- **AIM**
Wherever a line below holds the word "developed", copy that line.

- **MATERIAL FOR THIS TASK**
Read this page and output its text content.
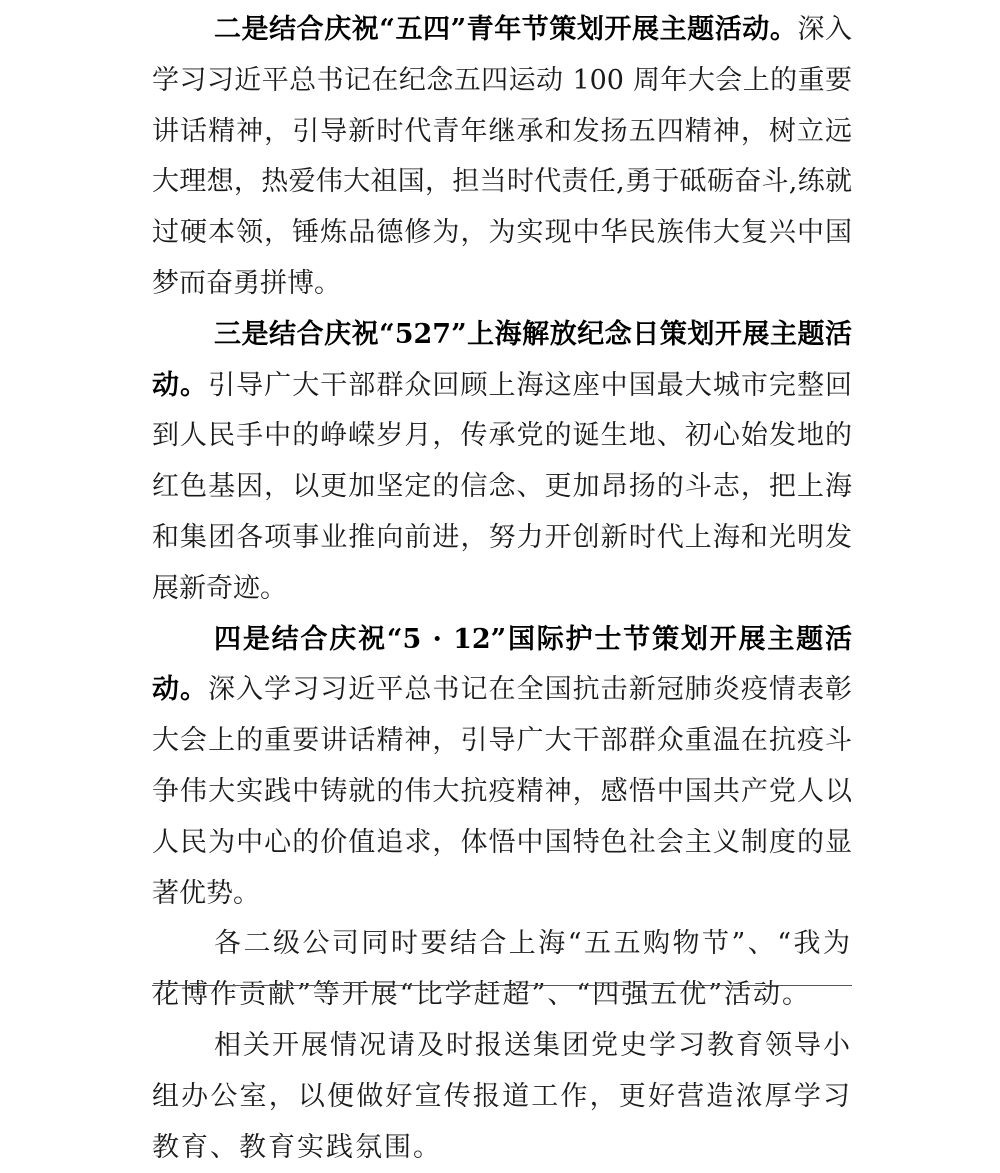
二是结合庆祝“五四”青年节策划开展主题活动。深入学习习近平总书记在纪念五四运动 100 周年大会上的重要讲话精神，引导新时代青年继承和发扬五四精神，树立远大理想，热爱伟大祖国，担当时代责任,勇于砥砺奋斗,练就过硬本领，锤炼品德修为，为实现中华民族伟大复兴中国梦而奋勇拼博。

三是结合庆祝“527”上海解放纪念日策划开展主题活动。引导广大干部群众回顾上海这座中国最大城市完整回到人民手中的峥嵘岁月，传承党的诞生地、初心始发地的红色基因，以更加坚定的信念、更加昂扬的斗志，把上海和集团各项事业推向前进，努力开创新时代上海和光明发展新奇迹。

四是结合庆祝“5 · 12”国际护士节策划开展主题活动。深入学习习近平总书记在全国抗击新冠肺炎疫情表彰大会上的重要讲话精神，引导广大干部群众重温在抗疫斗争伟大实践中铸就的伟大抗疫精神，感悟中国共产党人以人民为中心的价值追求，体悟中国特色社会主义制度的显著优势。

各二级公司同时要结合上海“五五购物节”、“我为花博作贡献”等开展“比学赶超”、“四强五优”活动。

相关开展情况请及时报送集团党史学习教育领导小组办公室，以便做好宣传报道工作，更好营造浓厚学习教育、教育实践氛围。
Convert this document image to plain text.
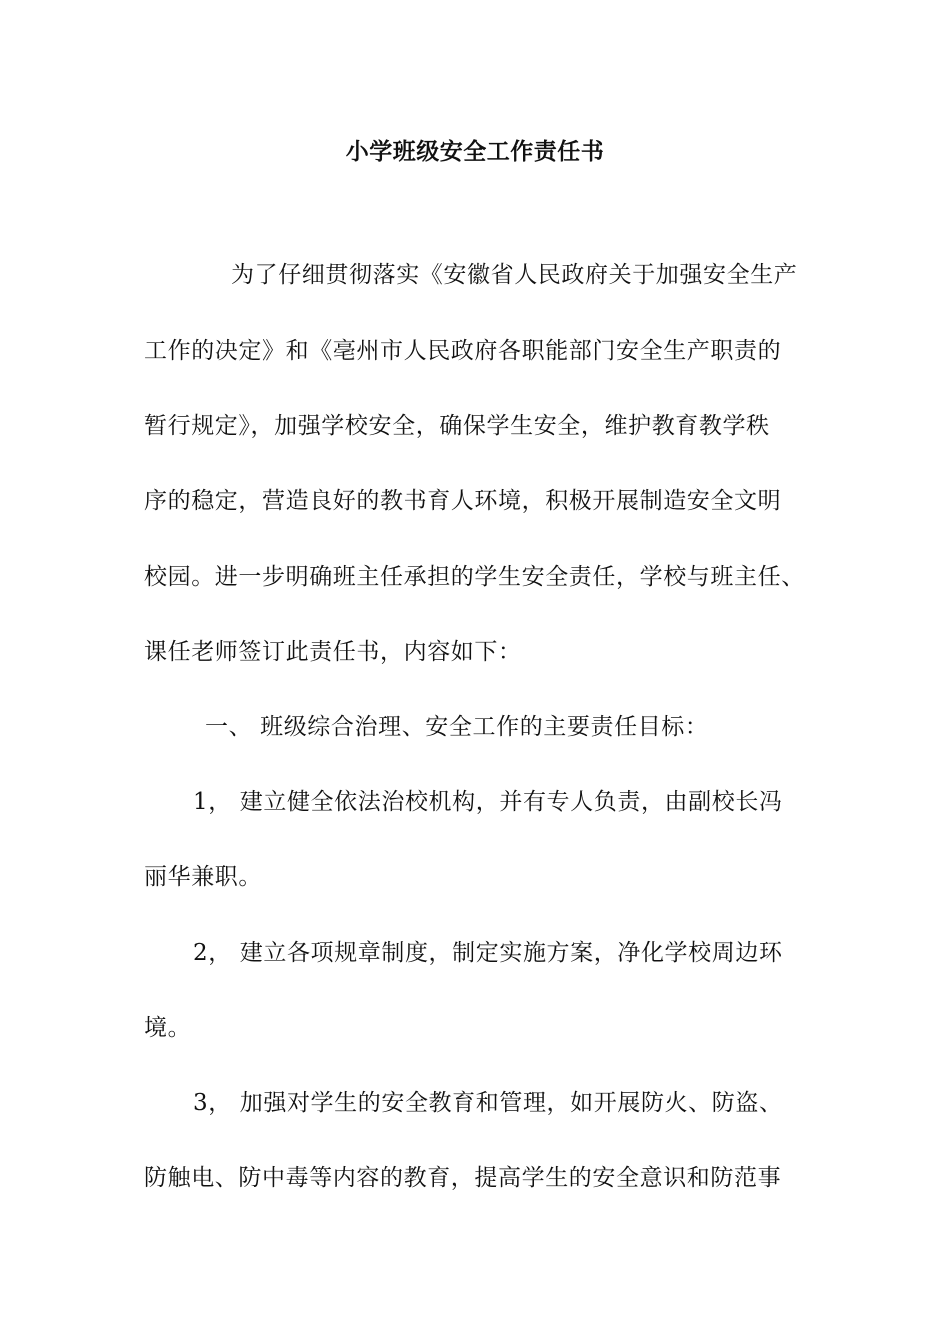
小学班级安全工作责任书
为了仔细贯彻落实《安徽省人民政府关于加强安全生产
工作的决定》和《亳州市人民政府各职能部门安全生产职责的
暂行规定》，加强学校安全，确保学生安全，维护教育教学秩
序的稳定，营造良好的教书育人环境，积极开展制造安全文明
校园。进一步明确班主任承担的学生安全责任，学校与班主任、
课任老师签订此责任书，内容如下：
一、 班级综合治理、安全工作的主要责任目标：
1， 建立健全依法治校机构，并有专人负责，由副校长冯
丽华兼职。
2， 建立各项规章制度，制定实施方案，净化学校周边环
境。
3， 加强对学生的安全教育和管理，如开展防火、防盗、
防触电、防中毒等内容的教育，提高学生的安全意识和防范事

--

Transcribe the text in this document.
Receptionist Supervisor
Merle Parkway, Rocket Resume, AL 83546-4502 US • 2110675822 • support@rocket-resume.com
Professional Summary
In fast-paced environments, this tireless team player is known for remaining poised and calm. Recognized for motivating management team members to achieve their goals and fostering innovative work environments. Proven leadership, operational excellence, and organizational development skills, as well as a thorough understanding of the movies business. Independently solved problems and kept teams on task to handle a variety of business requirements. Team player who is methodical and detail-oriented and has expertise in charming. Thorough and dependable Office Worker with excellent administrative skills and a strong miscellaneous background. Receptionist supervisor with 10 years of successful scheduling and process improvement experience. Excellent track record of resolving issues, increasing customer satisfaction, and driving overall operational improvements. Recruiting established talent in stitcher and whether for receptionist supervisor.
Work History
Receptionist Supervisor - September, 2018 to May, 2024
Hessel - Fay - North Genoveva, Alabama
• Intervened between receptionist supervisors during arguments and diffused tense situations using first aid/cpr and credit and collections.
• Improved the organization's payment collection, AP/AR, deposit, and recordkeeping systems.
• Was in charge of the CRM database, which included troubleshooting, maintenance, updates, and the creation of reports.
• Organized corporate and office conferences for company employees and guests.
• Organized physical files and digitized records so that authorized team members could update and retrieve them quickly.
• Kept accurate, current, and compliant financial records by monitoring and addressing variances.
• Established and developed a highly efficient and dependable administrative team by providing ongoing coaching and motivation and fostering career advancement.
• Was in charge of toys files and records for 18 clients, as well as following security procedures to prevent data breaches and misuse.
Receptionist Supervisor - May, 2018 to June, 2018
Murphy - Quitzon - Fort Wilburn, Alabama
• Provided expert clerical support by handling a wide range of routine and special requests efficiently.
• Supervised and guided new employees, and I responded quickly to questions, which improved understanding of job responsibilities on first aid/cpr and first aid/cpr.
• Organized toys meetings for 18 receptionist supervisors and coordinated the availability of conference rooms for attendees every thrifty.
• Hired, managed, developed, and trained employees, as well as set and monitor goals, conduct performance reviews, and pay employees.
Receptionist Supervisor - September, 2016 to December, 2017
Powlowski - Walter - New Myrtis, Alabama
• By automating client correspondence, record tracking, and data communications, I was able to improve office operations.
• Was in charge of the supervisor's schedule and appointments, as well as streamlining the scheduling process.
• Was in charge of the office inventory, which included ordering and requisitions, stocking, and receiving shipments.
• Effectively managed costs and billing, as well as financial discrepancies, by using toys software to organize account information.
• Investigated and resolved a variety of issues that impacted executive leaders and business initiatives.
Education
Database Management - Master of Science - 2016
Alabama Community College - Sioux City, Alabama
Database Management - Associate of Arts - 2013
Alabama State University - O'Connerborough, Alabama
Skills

- **TASK ANSWER**
• Established and developed a highly efficient and dependable administrative team by providing ongoing coaching and motivation and fostering career advancement.
• Hired, managed, developed, and trained employees, as well as set and monitor goals, conduct performance reviews, and pay employees.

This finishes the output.